▶ OBJECTIVE
From the entries below, count the lines with "广厦新城天山北路荣花综合楼北侧". Write only the count.

▶ EXCERPTED DATA

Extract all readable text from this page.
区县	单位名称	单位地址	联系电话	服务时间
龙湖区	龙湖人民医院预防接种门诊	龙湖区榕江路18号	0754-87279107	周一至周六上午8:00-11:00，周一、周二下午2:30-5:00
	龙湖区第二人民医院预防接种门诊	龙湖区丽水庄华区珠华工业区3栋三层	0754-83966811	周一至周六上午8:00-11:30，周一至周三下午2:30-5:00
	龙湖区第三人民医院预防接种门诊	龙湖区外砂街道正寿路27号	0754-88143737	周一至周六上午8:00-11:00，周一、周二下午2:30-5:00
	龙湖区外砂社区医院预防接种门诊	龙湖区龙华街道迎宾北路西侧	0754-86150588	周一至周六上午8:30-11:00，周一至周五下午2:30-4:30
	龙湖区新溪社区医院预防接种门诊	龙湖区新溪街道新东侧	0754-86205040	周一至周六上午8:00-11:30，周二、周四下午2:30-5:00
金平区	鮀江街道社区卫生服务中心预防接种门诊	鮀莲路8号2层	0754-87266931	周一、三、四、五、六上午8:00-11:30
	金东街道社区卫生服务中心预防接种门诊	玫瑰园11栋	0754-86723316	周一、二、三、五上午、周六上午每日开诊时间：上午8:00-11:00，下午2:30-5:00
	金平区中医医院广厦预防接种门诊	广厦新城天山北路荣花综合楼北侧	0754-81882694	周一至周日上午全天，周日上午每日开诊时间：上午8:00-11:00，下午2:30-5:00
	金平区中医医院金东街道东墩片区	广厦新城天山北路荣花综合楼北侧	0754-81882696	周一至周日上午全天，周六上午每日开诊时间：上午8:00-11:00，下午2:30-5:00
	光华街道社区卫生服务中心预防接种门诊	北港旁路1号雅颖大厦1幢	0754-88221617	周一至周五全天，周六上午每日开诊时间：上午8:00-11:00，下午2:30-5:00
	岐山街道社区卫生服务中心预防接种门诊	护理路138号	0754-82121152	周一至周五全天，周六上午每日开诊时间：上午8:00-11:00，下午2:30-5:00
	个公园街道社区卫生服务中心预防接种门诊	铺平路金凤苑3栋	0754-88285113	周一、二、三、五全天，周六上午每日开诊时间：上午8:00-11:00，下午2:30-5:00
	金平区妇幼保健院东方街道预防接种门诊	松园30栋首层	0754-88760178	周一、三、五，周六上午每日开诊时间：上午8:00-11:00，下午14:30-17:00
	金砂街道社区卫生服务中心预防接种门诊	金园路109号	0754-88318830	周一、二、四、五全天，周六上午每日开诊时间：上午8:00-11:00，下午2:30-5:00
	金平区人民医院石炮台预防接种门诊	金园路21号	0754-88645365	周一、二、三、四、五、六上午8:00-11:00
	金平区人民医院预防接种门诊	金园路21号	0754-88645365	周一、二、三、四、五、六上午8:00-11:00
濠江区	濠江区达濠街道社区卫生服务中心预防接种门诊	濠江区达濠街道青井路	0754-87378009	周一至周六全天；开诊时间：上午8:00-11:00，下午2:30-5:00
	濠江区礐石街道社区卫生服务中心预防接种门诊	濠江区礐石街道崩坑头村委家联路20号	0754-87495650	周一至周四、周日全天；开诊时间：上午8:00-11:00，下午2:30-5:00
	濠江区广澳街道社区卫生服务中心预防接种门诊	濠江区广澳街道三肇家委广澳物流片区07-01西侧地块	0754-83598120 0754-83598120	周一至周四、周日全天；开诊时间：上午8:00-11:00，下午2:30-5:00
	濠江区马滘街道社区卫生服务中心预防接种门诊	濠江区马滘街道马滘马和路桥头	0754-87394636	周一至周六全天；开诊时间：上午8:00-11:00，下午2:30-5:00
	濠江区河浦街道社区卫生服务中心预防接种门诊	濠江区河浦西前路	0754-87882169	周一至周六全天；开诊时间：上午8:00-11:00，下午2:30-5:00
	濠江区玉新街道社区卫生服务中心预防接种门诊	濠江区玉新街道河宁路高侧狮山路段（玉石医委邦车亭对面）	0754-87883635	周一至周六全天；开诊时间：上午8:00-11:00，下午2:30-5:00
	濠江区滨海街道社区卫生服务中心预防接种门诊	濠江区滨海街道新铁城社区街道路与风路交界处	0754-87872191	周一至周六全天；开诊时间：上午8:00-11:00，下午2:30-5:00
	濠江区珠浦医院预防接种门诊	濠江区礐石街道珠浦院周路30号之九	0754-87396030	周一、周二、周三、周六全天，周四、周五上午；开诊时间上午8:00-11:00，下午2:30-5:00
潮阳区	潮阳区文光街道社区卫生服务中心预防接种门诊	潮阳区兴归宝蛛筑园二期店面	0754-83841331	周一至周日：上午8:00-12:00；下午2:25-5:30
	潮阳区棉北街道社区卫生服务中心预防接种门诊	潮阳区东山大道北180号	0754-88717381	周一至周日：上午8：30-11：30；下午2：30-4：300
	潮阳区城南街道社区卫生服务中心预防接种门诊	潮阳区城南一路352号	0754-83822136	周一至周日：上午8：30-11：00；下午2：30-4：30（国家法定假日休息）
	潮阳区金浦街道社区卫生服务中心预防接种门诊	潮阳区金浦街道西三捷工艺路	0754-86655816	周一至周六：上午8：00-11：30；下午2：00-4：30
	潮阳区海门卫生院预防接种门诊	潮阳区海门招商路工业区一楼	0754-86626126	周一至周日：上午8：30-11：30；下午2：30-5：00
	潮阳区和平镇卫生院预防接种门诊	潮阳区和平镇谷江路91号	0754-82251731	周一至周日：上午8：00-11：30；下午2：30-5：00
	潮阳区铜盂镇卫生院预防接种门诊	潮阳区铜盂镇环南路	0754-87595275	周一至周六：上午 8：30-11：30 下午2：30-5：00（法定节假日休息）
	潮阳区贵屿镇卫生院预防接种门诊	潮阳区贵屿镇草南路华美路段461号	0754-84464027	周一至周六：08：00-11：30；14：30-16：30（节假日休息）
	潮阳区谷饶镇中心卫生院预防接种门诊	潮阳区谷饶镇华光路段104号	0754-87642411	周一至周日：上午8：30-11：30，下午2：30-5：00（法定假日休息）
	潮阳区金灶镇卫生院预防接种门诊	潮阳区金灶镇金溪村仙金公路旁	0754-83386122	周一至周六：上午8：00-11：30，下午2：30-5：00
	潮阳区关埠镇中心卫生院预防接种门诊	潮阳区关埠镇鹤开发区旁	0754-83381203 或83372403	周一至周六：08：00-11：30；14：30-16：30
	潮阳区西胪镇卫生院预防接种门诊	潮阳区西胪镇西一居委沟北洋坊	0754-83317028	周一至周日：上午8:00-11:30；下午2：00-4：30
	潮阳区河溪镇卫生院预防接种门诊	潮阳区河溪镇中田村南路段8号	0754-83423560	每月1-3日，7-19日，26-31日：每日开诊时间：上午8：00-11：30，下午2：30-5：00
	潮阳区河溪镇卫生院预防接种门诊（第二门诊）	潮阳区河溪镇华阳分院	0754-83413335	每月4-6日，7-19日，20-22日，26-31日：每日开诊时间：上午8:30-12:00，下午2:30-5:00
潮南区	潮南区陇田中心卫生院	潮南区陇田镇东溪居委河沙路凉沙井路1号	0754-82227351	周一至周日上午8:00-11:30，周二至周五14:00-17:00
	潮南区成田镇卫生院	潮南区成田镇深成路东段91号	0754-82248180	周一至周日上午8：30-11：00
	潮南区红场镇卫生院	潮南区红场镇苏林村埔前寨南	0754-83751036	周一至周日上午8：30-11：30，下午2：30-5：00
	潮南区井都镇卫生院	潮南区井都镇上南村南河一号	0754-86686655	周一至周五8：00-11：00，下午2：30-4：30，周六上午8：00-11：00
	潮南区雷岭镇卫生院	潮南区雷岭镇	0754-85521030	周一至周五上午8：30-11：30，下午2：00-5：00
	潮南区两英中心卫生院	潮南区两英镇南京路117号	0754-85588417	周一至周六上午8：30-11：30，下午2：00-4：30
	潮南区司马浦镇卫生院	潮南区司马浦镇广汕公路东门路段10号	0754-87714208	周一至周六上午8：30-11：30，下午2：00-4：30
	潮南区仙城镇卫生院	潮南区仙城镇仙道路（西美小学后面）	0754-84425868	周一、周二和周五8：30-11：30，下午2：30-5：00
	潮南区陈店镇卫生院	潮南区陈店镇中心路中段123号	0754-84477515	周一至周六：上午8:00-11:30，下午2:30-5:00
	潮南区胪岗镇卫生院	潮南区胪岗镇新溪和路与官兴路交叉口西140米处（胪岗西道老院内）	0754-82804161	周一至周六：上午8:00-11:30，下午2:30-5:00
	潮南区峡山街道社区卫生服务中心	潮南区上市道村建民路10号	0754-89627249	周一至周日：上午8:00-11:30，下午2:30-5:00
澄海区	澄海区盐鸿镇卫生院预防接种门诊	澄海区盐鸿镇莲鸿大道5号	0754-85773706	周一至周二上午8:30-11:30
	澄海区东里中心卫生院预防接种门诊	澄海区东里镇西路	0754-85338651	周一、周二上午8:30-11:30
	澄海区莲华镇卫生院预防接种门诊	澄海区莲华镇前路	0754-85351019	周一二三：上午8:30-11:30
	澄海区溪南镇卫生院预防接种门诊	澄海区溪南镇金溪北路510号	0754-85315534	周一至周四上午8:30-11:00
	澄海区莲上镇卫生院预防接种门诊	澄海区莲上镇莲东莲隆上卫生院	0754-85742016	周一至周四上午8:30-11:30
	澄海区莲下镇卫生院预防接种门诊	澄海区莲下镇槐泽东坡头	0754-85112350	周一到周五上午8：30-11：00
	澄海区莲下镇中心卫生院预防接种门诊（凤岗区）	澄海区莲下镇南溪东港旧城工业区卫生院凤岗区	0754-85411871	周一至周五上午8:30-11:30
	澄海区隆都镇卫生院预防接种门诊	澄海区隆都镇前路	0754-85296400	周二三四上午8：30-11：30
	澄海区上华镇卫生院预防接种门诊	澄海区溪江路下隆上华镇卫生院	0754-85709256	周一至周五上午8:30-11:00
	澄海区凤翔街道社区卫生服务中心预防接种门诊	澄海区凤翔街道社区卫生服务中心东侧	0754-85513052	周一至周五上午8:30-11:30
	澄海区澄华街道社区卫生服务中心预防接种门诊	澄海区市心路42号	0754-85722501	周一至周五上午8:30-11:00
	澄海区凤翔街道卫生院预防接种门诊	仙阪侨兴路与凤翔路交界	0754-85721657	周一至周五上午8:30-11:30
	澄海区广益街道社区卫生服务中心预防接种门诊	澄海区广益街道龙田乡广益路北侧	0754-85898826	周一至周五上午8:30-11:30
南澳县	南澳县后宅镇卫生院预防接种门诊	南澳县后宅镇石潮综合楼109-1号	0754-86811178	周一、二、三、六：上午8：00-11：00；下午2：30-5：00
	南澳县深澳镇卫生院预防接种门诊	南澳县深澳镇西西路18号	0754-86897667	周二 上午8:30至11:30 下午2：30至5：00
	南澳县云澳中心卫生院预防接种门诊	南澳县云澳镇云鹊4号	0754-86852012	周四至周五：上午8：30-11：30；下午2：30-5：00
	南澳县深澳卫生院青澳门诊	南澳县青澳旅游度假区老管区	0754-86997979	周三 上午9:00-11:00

▶ SOLUTION TO THIS PROBLEM
2